Write out the listing below in full and exactly, leaving out every picture.

● ● ● ●

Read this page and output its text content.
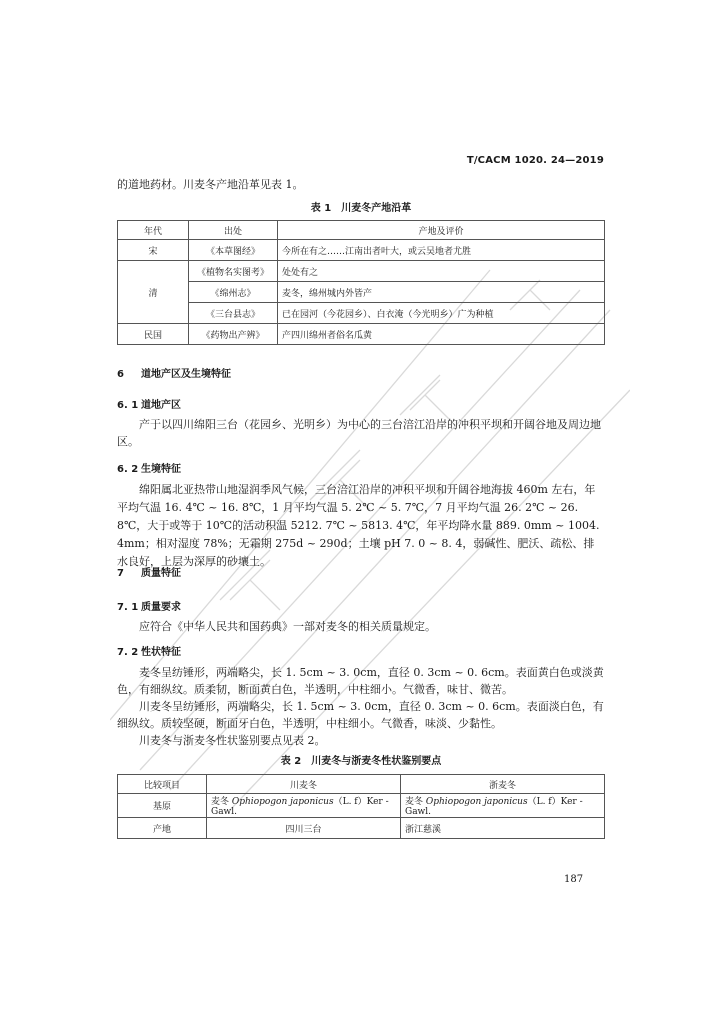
T/CACM 1020. 24—2019

的道地药材。川麦冬产地沿革见表 1。

表 1　川麦冬产地沿革
年代	出处	产地及评价
宋	《本草图经》	今所在有之……江南出者叶大，或云吴地者尤胜
清	《植物名实图考》	处处有之
	《绵州志》	麦冬，绵州城内外皆产
	《三台县志》	已在园河（今花园乡）、白衣淹（今光明乡）广为种植
民国	《药物出产辨》	产四川绵州者俗名瓜黄
6 道地产区及生境特征
6. 1 道地产区

产于以四川绵阳三台（花园乡、光明乡）为中心的三台涪江沿岸的冲积平坝和开阔谷地及周边地区。

6. 2 生境特征

绵阳属北亚热带山地湿润季风气候，三台涪江沿岸的冲积平坝和开阔谷地海拔 460m 左右，年平均气温 16. 4℃ ~ 16. 8℃，1 月平均气温 5. 2℃ ~ 5. 7℃，7 月平均气温 26. 2℃ ~ 26. 8℃，大于或等于 10℃的活动积温 5212. 7℃ ~ 5813. 4℃，年平均降水量 889. 0mm ~ 1004. 4mm；相对湿度 78%；无霜期 275d ~ 290d；土壤 pH 7. 0 ~ 8. 4，弱碱性、肥沃、疏松、排水良好，上层为深厚的砂壤土。

7 质量特征
7. 1 质量要求

应符合《中华人民共和国药典》一部对麦冬的相关质量规定。

7. 2 性状特征

麦冬呈纺锤形，两端略尖，长 1. 5cm ~ 3. 0cm，直径 0. 3cm ~ 0. 6cm。表面黄白色或淡黄色，有细纵纹。质柔韧，断面黄白色，半透明，中柱细小。气微香，味甘、微苦。

川麦冬呈纺锤形，两端略尖，长 1. 5cm ~ 3. 0cm，直径 0. 3cm ~ 0. 6cm。表面淡白色，有细纵纹。质较坚硬，断面牙白色，半透明，中柱细小。气微香，味淡、少黏性。

川麦冬与浙麦冬性状鉴别要点见表 2。

表 2　川麦冬与浙麦冬性状鉴别要点
比较项目	川麦冬	浙麦冬
基原	麦冬 Ophiopogon japonicus（L. f）Ker - Gawl.	麦冬 Ophiopogon japonicus（L. f）Ker - Gawl.
产地	四川三台	浙江慈溪
187
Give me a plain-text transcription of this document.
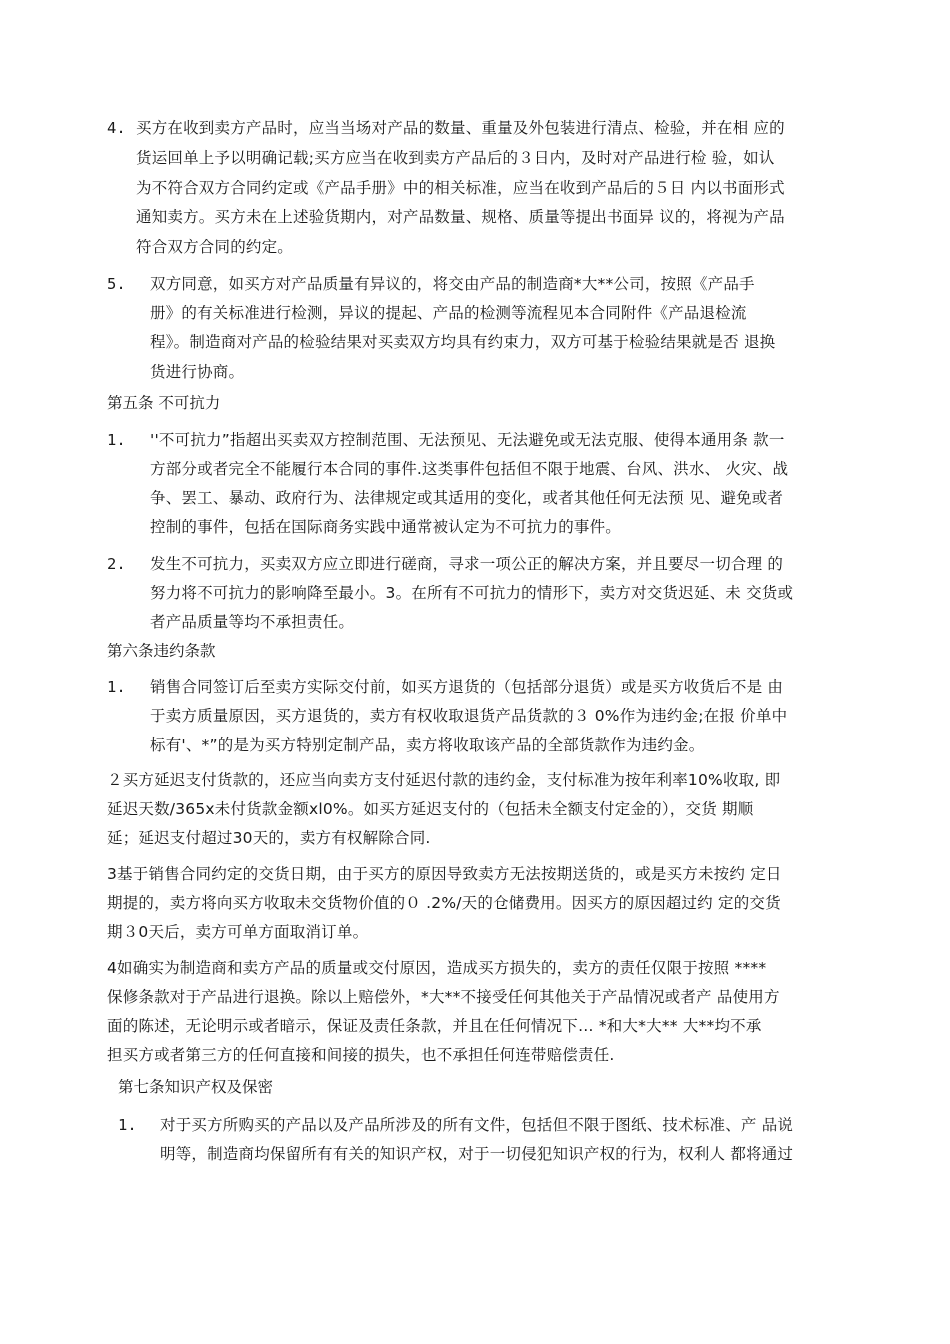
4. 买方在收到卖方产品时，应当当场对产品的数量、重量及外包装进行清点、检验，并在相 应的
货运回单上予以明确记载;买方应当在收到卖方产品后的３日内，及时对产品进行检 验，如认
为不符合双方合同约定或《产品手册》中的相关标准，应当在收到产品后的５日 内以书面形式
通知卖方。买方未在上述验货期内，对产品数量、规格、质量等提出书面异 议的，将视为产品
符合双方合同的约定。
5. 双方同意，如买方对产品质量有异议的，将交由产品的制造商*大**公司，按照《产品手
册》的有关标准进行检测，异议的提起、产品的检测等流程见本合同附件《产品退检流
程》。制造商对产品的检验结果对买卖双方均具有约束力，双方可基于检验结果就是否 退换
货进行协商。
第五条 不可抗力
1. ''不可抗力”指超出买卖双方控制范围、无法预见、无法避免或无法克服、使得本通用条 款一
方部分或者完全不能履行本合同的事件.这类事件包括但不限于地震、台风、洪水、 火灾、战
争、罢工、暴动、政府行为、法律规定或其适用的变化，或者其他任何无法预 见、避免或者
控制的事件，包括在国际商务实践中通常被认定为不可抗力的事件。
2. 发生不可抗力，买卖双方应立即进行磋商，寻求一项公正的解决方案，并且要尽一切合理 的
努力将不可抗力的影响降至最小。3。在所有不可抗力的情形下，卖方对交货迟延、未 交货或
者产品质量等均不承担责任。
第六条违约条款
1. 销售合同签订后至卖方实际交付前，如买方退货的（包括部分退货）或是买方收货后不是 由
于卖方质量原因，买方退货的，卖方有权收取退货产品货款的３ 0%作为违约金;在报 价单中
标有'、*”的是为买方特别定制产品，卖方将收取该产品的全部货款作为违约金。
２买方延迟支付货款的，还应当向卖方支付延迟付款的违约金，支付标准为按年利率10%收取, 即
延迟天数/365x未付货款金额xl0%。如买方延迟支付的（包括未全额支付定金的），交货 期顺
延；延迟支付超过30天的，卖方有权解除合同.
3基于销售合同约定的交货日期，由于买方的原因导致卖方无法按期送货的，或是买方未按约 定日
期提的，卖方将向买方收取未交货物价值的０ .2%/天的仓储费用。因买方的原因超过约 定的交货
期３0天后，卖方可单方面取消订单。
4如确实为制造商和卖方产品的质量或交付原因，造成买方损失的，卖方的责任仅限于按照 ****
保修条款对于产品进行退换。除以上赔偿外，*大**不接受任何其他关于产品情况或者产 品使用方
面的陈述，无论明示或者暗示，保证及责任条款，并且在任何情况下… *和大*大** 大**均不承
担买方或者第三方的任何直接和间接的损失，也不承担任何连带赔偿责任.
第七条知识产权及保密
1. 对于买方所购买的产品以及产品所涉及的所有文件，包括但不限于图纸、技术标准、产 品说
明等，制造商均保留所有有关的知识产权，对于一切侵犯知识产权的行为，权利人 都将通过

● ● ● ●

* [Task solution]
Read this page and output its text content.
T/CACM 1020. 24—2019

的道地药材。川麦冬产地沿革见表 1。

表 1　川麦冬产地沿革
年代	出处	产地及评价
宋	《本草图经》	今所在有之……江南出者叶大，或云吴地者尤胜
清	《植物名实图考》	处处有之
	《绵州志》	麦冬，绵州城内外皆产
	《三台县志》	已在园河（今花园乡）、白衣淹（今光明乡）广为种植
民国	《药物出产辨》	产四川绵州者俗名瓜黄
6 道地产区及生境特征
6. 1 道地产区

产于以四川绵阳三台（花园乡、光明乡）为中心的三台涪江沿岸的冲积平坝和开阔谷地及周边地区。

6. 2 生境特征

绵阳属北亚热带山地湿润季风气候，三台涪江沿岸的冲积平坝和开阔谷地海拔 460m 左右，年平均气温 16. 4℃ ~ 16. 8℃，1 月平均气温 5. 2℃ ~ 5. 7℃，7 月平均气温 26. 2℃ ~ 26. 8℃，大于或等于 10℃的活动积温 5212. 7℃ ~ 5813. 4℃，年平均降水量 889. 0mm ~ 1004. 4mm；相对湿度 78%；无霜期 275d ~ 290d；土壤 pH 7. 0 ~ 8. 4，弱碱性、肥沃、疏松、排水良好，上层为深厚的砂壤土。

7 质量特征
7. 1 质量要求

应符合《中华人民共和国药典》一部对麦冬的相关质量规定。

7. 2 性状特征

麦冬呈纺锤形，两端略尖，长 1. 5cm ~ 3. 0cm，直径 0. 3cm ~ 0. 6cm。表面黄白色或淡黄色，有细纵纹。质柔韧，断面黄白色，半透明，中柱细小。气微香，味甘、微苦。

川麦冬呈纺锤形，两端略尖，长 1. 5cm ~ 3. 0cm，直径 0. 3cm ~ 0. 6cm。表面淡白色，有细纵纹。质较坚硬，断面牙白色，半透明，中柱细小。气微香，味淡、少黏性。

川麦冬与浙麦冬性状鉴别要点见表 2。

表 2　川麦冬与浙麦冬性状鉴别要点
比较项目	川麦冬	浙麦冬
基原	麦冬 Ophiopogon japonicus（L. f）Ker - Gawl.	麦冬 Ophiopogon japonicus（L. f）Ker - Gawl.
产地	四川三台	浙江慈溪
187
Give me a plain-text transcription of this document.
4. 买方在收到卖方产品时，应当当场对产品的数量、重量及外包装进行清点、检验，并在相 应的
货运回单上予以明确记载;买方应当在收到卖方产品后的３日内，及时对产品进行检 验，如认
为不符合双方合同约定或《产品手册》中的相关标准，应当在收到产品后的５日 内以书面形式
通知卖方。买方未在上述验货期内，对产品数量、规格、质量等提出书面异 议的，将视为产品
符合双方合同的约定。
5. 双方同意，如买方对产品质量有异议的，将交由产品的制造商*大**公司，按照《产品手
册》的有关标准进行检测，异议的提起、产品的检测等流程见本合同附件《产品退检流
程》。制造商对产品的检验结果对买卖双方均具有约束力，双方可基于检验结果就是否 退换
货进行协商。
第五条 不可抗力
1. ''不可抗力”指超出买卖双方控制范围、无法预见、无法避免或无法克服、使得本通用条 款一
方部分或者完全不能履行本合同的事件.这类事件包括但不限于地震、台风、洪水、 火灾、战
争、罢工、暴动、政府行为、法律规定或其适用的变化，或者其他任何无法预 见、避免或者
控制的事件，包括在国际商务实践中通常被认定为不可抗力的事件。
2. 发生不可抗力，买卖双方应立即进行磋商，寻求一项公正的解决方案，并且要尽一切合理 的
努力将不可抗力的影响降至最小。3。在所有不可抗力的情形下，卖方对交货迟延、未 交货或
者产品质量等均不承担责任。
第六条违约条款
1. 销售合同签订后至卖方实际交付前，如买方退货的（包括部分退货）或是买方收货后不是 由
于卖方质量原因，买方退货的，卖方有权收取退货产品货款的３ 0%作为违约金;在报 价单中
标有'、*”的是为买方特别定制产品，卖方将收取该产品的全部货款作为违约金。
２买方延迟支付货款的，还应当向卖方支付延迟付款的违约金，支付标准为按年利率10%收取, 即
延迟天数/365x未付货款金额xl0%。如买方延迟支付的（包括未全额支付定金的），交货 期顺
延；延迟支付超过30天的，卖方有权解除合同.
3基于销售合同约定的交货日期，由于买方的原因导致卖方无法按期送货的，或是买方未按约 定日
期提的，卖方将向买方收取未交货物价值的０ .2%/天的仓储费用。因买方的原因超过约 定的交货
期３0天后，卖方可单方面取消订单。
4如确实为制造商和卖方产品的质量或交付原因，造成买方损失的，卖方的责任仅限于按照 ****
保修条款对于产品进行退换。除以上赔偿外，*大**不接受任何其他关于产品情况或者产 品使用方
面的陈述，无论明示或者暗示，保证及责任条款，并且在任何情况下… *和大*大** 大**均不承
担买方或者第三方的任何直接和间接的损失，也不承担任何连带赔偿责任.
第七条知识产权及保密
1. 对于买方所购买的产品以及产品所涉及的所有文件，包括但不限于图纸、技术标准、产 品说
明等，制造商均保留所有有关的知识产权，对于一切侵犯知识产权的行为，权利人 都将通过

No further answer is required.